▸ **Instruction**:
Copy out each line below that has the word "sallittua" in it.
+---+
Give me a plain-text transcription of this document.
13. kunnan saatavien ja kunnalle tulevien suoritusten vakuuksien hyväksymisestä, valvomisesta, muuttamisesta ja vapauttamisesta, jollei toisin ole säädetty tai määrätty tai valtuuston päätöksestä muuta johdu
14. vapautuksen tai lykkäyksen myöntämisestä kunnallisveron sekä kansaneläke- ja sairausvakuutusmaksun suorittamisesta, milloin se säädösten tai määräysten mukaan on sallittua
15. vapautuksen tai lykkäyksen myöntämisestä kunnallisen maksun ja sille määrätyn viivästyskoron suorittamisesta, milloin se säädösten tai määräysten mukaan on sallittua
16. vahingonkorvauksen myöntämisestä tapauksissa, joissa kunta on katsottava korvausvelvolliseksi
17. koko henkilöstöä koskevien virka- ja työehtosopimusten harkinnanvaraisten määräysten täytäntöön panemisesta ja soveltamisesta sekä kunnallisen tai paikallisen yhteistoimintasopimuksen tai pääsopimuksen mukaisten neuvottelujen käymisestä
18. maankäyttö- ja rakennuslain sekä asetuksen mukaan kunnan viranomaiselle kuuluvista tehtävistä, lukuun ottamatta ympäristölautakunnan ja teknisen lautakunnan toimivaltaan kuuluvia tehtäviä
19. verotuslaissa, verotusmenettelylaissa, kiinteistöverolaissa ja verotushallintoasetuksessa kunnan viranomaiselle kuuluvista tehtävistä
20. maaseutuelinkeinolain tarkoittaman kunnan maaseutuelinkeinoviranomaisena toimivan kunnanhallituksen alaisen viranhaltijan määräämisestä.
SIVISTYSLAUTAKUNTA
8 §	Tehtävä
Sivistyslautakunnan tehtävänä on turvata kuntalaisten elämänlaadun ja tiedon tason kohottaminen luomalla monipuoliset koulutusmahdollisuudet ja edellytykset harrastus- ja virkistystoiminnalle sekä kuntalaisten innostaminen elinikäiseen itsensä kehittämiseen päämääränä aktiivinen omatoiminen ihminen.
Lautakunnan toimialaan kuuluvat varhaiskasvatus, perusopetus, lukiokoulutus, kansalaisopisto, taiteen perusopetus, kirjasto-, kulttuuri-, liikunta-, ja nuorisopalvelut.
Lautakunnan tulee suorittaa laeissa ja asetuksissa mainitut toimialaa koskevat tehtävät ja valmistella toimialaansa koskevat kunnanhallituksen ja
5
+---+
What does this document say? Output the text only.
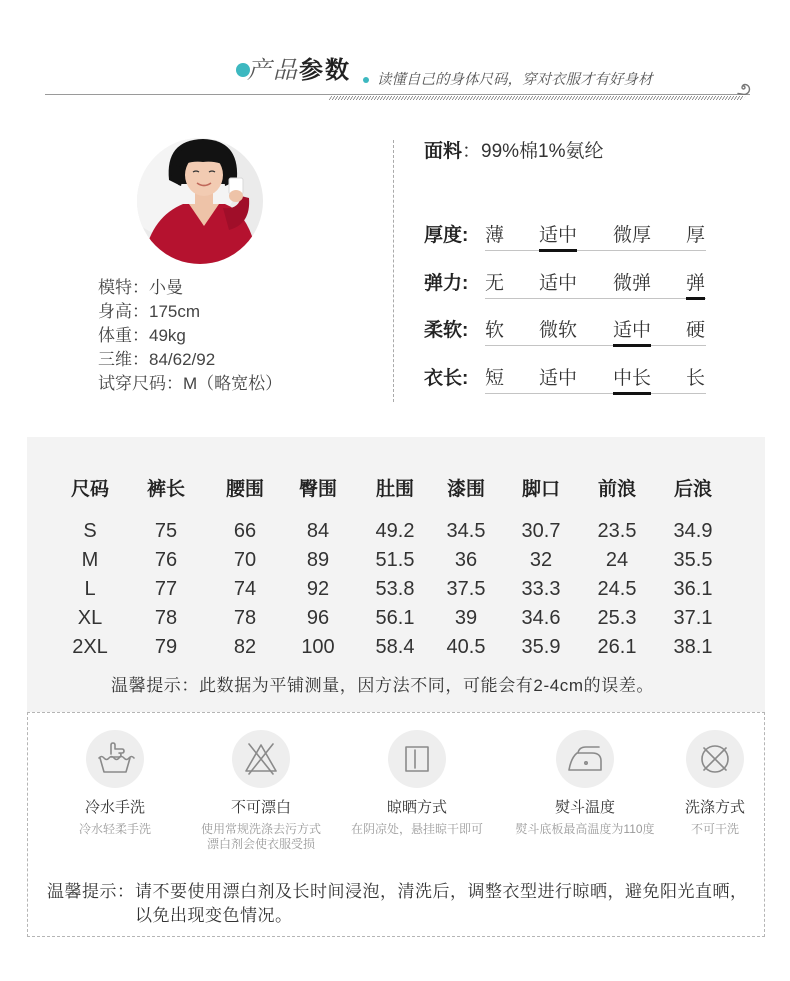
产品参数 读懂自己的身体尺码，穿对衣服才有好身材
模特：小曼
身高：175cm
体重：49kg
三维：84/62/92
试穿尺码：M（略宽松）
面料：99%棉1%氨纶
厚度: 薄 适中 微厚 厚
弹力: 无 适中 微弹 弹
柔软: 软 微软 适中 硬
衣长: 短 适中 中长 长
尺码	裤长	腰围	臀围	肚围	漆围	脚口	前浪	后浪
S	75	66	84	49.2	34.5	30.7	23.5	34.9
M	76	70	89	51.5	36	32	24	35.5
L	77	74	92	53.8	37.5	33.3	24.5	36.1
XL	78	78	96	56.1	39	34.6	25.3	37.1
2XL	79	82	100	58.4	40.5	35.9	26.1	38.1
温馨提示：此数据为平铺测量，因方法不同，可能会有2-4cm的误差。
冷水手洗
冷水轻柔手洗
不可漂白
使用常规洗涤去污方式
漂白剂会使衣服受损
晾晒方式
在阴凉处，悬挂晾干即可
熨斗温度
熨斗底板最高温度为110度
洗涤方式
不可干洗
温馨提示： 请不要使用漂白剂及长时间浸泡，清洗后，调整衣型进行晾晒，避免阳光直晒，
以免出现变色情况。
+---+
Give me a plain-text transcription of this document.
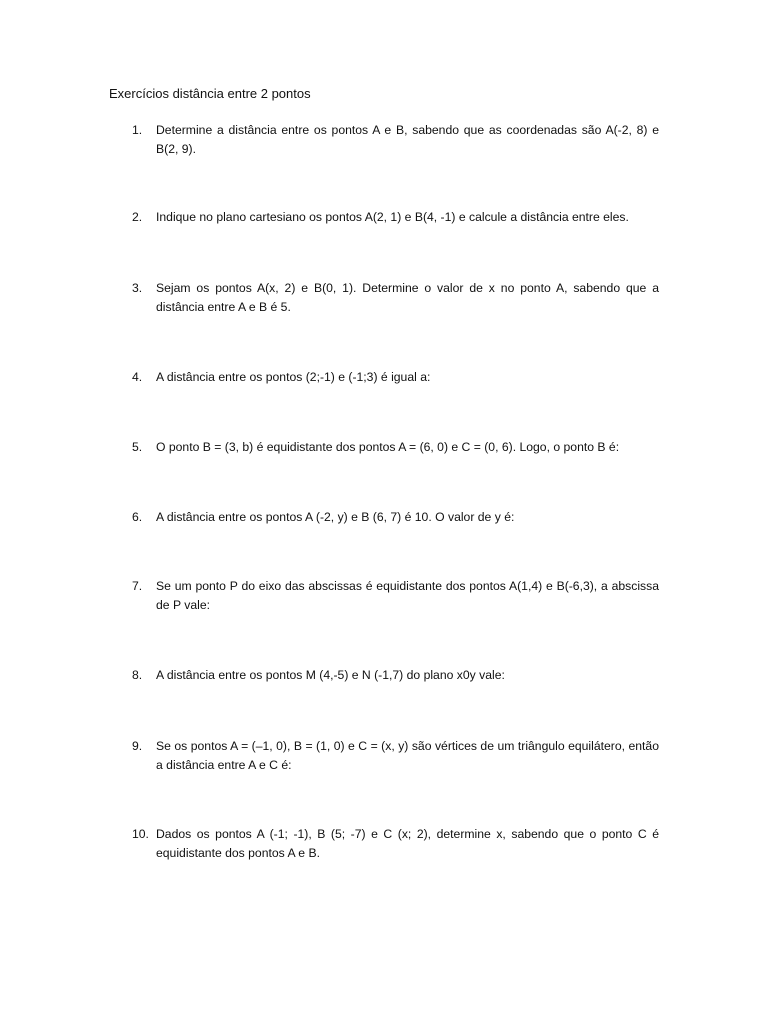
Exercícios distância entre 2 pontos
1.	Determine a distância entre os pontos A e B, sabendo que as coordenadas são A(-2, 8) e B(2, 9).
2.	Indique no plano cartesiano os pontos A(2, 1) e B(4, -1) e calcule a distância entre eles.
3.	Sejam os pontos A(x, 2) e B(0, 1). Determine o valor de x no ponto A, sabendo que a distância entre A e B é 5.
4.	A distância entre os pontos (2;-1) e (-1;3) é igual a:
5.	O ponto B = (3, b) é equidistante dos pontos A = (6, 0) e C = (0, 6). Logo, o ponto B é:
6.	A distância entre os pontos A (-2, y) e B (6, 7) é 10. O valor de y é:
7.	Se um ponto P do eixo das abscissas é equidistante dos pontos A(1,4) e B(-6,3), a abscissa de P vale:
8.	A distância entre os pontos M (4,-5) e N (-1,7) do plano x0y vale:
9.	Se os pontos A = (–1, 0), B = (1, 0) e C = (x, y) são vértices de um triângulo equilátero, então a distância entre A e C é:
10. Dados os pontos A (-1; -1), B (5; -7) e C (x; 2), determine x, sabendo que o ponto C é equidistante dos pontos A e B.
+---+
▸ **Task response**:
14. vapautuksen tai lykkäyksen myöntämisestä kunnallisveron sekä kansaneläke- ja sairausvakuutusmaksun suorittamisesta, milloin se säädösten tai määräysten mukaan on sallittua
15. vapautuksen tai lykkäyksen myöntämisestä kunnallisen maksun ja sille määrätyn viivästyskoron suorittamisesta, milloin se säädösten tai määräysten mukaan on sallittua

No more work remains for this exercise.